_Instructions to follow_
Look through the entries below and count the lines with the word "mapduniya" in them; give only the number.

_Records for the exercise_

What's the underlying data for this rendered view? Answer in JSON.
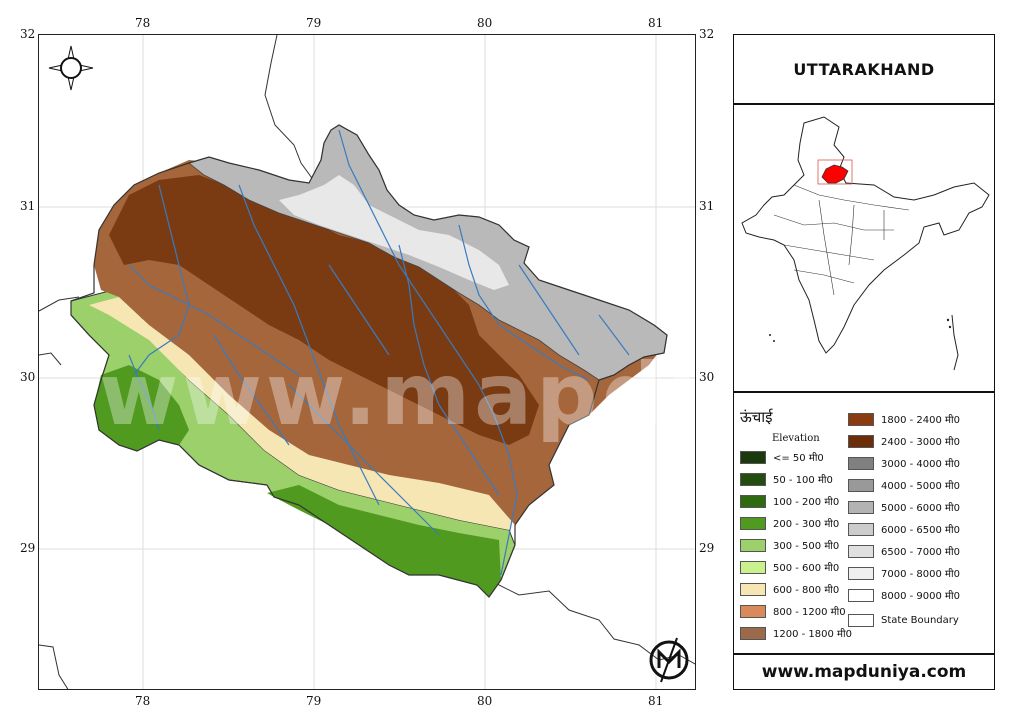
{
  "map": {
    "top_ticks": [
      "78",
      "79",
      "80",
      "81"
    ],
    "bottom_ticks": [
      "78",
      "79",
      "80",
      "81"
    ],
    "left_ticks": [
      "32",
      "31",
      "30",
      "29"
    ],
    "right_ticks": [
      "32",
      "31",
      "30",
      "29"
    ],
    "watermark": "www.mapduniya.com",
    "compass_icon": "compass-rose-icon",
    "logo_icon": "mapduniya-logo-icon"
  },
  "title_box": {
    "title": "UTTARAKHAND"
  },
  "locator": {
    "highlight_color": "#ff0000"
  },
  "legend": {
    "heading": "ऊंचाई",
    "subheading": "Elevation",
    "items": [
      {
        "label": "<= 50 मी0",
        "color": "#1a3a0d"
      },
      {
        "label": "50 - 100 मी0",
        "color": "#234d0e"
      },
      {
        "label": "100 - 200 मी0",
        "color": "#2f6a10"
      },
      {
        "label": "200 - 300 मी0",
        "color": "#4f9a1f"
      },
      {
        "label": "300 - 500 मी0",
        "color": "#9bd06a"
      },
      {
        "label": "500 - 600 मी0",
        "color": "#c9f28e"
      },
      {
        "label": "600 - 800 मी0",
        "color": "#f5e6b4"
      },
      {
        "label": "800 - 1200 मी0",
        "color": "#d9895a"
      },
      {
        "label": "1200 - 1800 मी0",
        "color": "#9b6a4a"
      },
      {
        "label": "1800 - 2400 मी0",
        "color": "#8a3c10"
      },
      {
        "label": "2400 - 3000 मी0",
        "color": "#6b2e08"
      },
      {
        "label": "3000 - 4000 मी0",
        "color": "#808080"
      },
      {
        "label": "4000 - 5000 मी0",
        "color": "#999999"
      },
      {
        "label": "5000 - 6000 मी0",
        "color": "#b3b3b3"
      },
      {
        "label": "6000 - 6500 मी0",
        "color": "#cccccc"
      },
      {
        "label": "6500 - 7000 मी0",
        "color": "#e0e0e0"
      },
      {
        "label": "7000 - 8000 मी0",
        "color": "#efefef"
      },
      {
        "label": "8000 - 9000 मी0",
        "color": "#ffffff"
      },
      {
        "label": "State Boundary",
        "color": "#ffffff"
      }
    ]
  },
  "footer": {
    "website": "www.mapduniya.com"
  }
}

_Written solution_
3